» ENTRIES PROVIDED
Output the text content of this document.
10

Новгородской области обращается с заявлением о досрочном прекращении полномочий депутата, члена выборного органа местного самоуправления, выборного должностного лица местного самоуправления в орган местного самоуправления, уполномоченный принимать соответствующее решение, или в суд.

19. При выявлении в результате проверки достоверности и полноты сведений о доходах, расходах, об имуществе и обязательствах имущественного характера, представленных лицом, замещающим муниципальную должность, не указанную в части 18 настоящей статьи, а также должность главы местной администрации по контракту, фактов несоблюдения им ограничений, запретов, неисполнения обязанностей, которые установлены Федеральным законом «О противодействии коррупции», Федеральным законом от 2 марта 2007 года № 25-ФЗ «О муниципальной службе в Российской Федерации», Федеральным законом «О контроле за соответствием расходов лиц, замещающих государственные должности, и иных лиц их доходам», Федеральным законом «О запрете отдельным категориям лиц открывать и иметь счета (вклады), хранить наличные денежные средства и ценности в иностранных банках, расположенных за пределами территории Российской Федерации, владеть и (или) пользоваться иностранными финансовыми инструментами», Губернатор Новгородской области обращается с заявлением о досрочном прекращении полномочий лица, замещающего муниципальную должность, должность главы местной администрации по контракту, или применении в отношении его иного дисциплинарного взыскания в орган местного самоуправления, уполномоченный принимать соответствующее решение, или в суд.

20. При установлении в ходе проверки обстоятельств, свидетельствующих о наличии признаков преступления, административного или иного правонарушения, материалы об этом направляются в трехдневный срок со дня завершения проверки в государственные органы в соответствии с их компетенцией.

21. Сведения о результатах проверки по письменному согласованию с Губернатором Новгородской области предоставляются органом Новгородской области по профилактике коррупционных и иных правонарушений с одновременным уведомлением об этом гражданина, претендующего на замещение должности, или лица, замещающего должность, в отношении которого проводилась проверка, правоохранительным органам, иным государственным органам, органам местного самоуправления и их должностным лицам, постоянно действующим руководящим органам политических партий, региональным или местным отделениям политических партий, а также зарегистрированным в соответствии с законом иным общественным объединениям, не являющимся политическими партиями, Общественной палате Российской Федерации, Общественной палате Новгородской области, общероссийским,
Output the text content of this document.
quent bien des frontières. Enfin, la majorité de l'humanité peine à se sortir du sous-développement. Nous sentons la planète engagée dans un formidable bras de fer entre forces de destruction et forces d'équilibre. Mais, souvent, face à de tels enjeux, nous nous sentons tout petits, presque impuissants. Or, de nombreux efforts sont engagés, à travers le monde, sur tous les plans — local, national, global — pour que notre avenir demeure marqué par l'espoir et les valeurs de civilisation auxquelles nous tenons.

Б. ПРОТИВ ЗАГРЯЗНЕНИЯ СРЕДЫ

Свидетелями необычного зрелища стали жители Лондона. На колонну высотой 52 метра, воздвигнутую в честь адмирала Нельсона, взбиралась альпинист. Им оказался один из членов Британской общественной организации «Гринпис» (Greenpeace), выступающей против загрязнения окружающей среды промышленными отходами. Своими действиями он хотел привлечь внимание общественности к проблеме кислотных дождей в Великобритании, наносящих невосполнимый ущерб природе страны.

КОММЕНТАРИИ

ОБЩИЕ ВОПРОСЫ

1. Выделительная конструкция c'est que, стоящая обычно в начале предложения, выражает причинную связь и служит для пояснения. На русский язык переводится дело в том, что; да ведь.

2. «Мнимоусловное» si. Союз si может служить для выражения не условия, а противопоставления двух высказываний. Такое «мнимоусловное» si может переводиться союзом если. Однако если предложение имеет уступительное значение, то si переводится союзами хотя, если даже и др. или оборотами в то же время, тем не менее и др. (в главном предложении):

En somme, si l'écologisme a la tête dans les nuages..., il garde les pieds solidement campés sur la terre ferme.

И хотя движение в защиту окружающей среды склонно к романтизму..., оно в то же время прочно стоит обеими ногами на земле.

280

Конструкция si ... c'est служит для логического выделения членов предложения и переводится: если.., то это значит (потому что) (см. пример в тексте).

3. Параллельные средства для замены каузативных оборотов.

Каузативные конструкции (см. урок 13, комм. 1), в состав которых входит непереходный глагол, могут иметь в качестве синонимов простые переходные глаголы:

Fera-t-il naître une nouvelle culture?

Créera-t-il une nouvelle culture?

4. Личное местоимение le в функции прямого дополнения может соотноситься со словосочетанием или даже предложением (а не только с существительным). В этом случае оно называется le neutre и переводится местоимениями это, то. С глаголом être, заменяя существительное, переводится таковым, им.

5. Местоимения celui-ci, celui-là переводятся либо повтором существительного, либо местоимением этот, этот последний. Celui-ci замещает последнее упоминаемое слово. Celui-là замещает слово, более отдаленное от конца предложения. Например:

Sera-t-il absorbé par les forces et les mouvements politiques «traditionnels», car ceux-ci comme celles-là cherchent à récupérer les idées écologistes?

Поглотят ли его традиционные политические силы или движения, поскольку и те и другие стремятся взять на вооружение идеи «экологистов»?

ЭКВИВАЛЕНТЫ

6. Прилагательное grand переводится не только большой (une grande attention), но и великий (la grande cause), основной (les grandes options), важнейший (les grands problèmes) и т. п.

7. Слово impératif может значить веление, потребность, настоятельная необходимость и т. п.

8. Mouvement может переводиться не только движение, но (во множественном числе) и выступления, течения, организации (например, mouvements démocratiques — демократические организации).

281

» WHAT YOU ARE ASKED TO DO
Output all of the data above without any alteration.

» OUTPUT OF THE TASK
Output the text content of this document.
10

Новгородской области обращается с заявлением о досрочном прекращении полномочий депутата, члена выборного органа местного самоуправления, выборного должностного лица местного самоуправления в орган местного самоуправления, уполномоченный принимать соответствующее решение, или в суд.

19. При выявлении в результате проверки достоверности и полноты сведений о доходах, расходах, об имуществе и обязательствах имущественного характера, представленных лицом, замещающим муниципальную должность, не указанную в части 18 настоящей статьи, а также должность главы местной администрации по контракту, фактов несоблюдения им ограничений, запретов, неисполнения обязанностей, которые установлены Федеральным законом «О противодействии коррупции», Федеральным законом от 2 марта 2007 года № 25-ФЗ «О муниципальной службе в Российской Федерации», Федеральным законом «О контроле за соответствием расходов лиц, замещающих государственные должности, и иных лиц их доходам», Федеральным законом «О запрете отдельным категориям лиц открывать и иметь счета (вклады), хранить наличные денежные средства и ценности в иностранных банках, расположенных за пределами территории Российской Федерации, владеть и (или) пользоваться иностранными финансовыми инструментами», Губернатор Новгородской области обращается с заявлением о досрочном прекращении полномочий лица, замещающего муниципальную должность, должность главы местной администрации по контракту, или применении в отношении его иного дисциплинарного взыскания в орган местного самоуправления, уполномоченный принимать соответствующее решение, или в суд.

20. При установлении в ходе проверки обстоятельств, свидетельствующих о наличии признаков преступления, административного или иного правонарушения, материалы об этом направляются в трехдневный срок со дня завершения проверки в государственные органы в соответствии с их компетенцией.

21. Сведения о результатах проверки по письменному согласованию с Губернатором Новгородской области предоставляются органом Новгородской области по профилактике коррупционных и иных правонарушений с одновременным уведомлением об этом гражданина, претендующего на замещение должности, или лица, замещающего должность, в отношении которого проводилась проверка, правоохранительным органам, иным государственным органам, органам местного самоуправления и их должностным лицам, постоянно действующим руководящим органам политических партий, региональным или местным отделениям политических партий, а также зарегистрированным в соответствии с законом иным общественным объединениям, не являющимся политическими партиями, Общественной палате Российской Федерации, Общественной палате Новгородской области, общероссийским,
Output the text content of this document.
quent bien des frontières. Enfin, la majorité de l'humanité peine à se sortir du sous-développement. Nous sentons la planète engagée dans un formidable bras de fer entre forces de destruction et forces d'équilibre. Mais, souvent, face à de tels enjeux, nous nous sentons tout petits, presque impuissants. Or, de nombreux efforts sont engagés, à travers le monde, sur tous les plans — local, national, global — pour que notre avenir demeure marqué par l'espoir et les valeurs de civilisation auxquelles nous tenons.

Б. ПРОТИВ ЗАГРЯЗНЕНИЯ СРЕДЫ

Свидетелями необычного зрелища стали жители Лондона. На колонну высотой 52 метра, воздвигнутую в честь адмирала Нельсона, взбиралась альпинист. Им оказался один из членов Британской общественной организации «Гринпис» (Greenpeace), выступающей против загрязнения окружающей среды промышленными отходами. Своими действиями он хотел привлечь внимание общественности к проблеме кислотных дождей в Великобритании, наносящих невосполнимый ущерб природе страны.

КОММЕНТАРИИ

ОБЩИЕ ВОПРОСЫ

1. Выделительная конструкция c'est que, стоящая обычно в начале предложения, выражает причинную связь и служит для пояснения. На русский язык переводится дело в том, что; да ведь.

2. «Мнимоусловное» si. Союз si может служить для выражения не условия, а противопоставления двух высказываний. Такое «мнимоусловное» si может переводиться союзом если. Однако если предложение имеет уступительное значение, то si переводится союзами хотя, если даже и др. или оборотами в то же время, тем не менее и др. (в главном предложении):

En somme, si l'écologisme a la tête dans les nuages..., il garde les pieds solidement campés sur la terre ferme.

И хотя движение в защиту окружающей среды склонно к романтизму..., оно в то же время прочно стоит обеими ногами на земле.

280

Конструкция si ... c'est служит для логического выделения членов предложения и переводится: если.., то это значит (потому что) (см. пример в тексте).

3. Параллельные средства для замены каузативных оборотов.

Каузативные конструкции (см. урок 13, комм. 1), в состав которых входит непереходный глагол, могут иметь в качестве синонимов простые переходные глаголы:

Fera-t-il naître une nouvelle culture?

Créera-t-il une nouvelle culture?

4. Личное местоимение le в функции прямого дополнения может соотноситься со словосочетанием или даже предложением (а не только с существительным). В этом случае оно называется le neutre и переводится местоимениями это, то. С глаголом être, заменяя существительное, переводится таковым, им.

5. Местоимения celui-ci, celui-là переводятся либо повтором существительного, либо местоимением этот, этот последний. Celui-ci замещает последнее упоминаемое слово. Celui-là замещает слово, более отдаленное от конца предложения. Например:

Sera-t-il absorbé par les forces et les mouvements politiques «traditionnels», car ceux-ci comme celles-là cherchent à récupérer les idées écologistes?

Поглотят ли его традиционные политические силы или движения, поскольку и те и другие стремятся взять на вооружение идеи «экологистов»?

ЭКВИВАЛЕНТЫ

6. Прилагательное grand переводится не только большой (une grande attention), но и великий (la grande cause), основной (les grandes options), важнейший (les grands problèmes) и т. п.

7. Слово impératif может значить веление, потребность, настоятельная необходимость и т. п.

8. Mouvement может переводиться не только движение, но (во множественном числе) и выступления, течения, организации (например, mouvements démocratiques — демократические организации).

281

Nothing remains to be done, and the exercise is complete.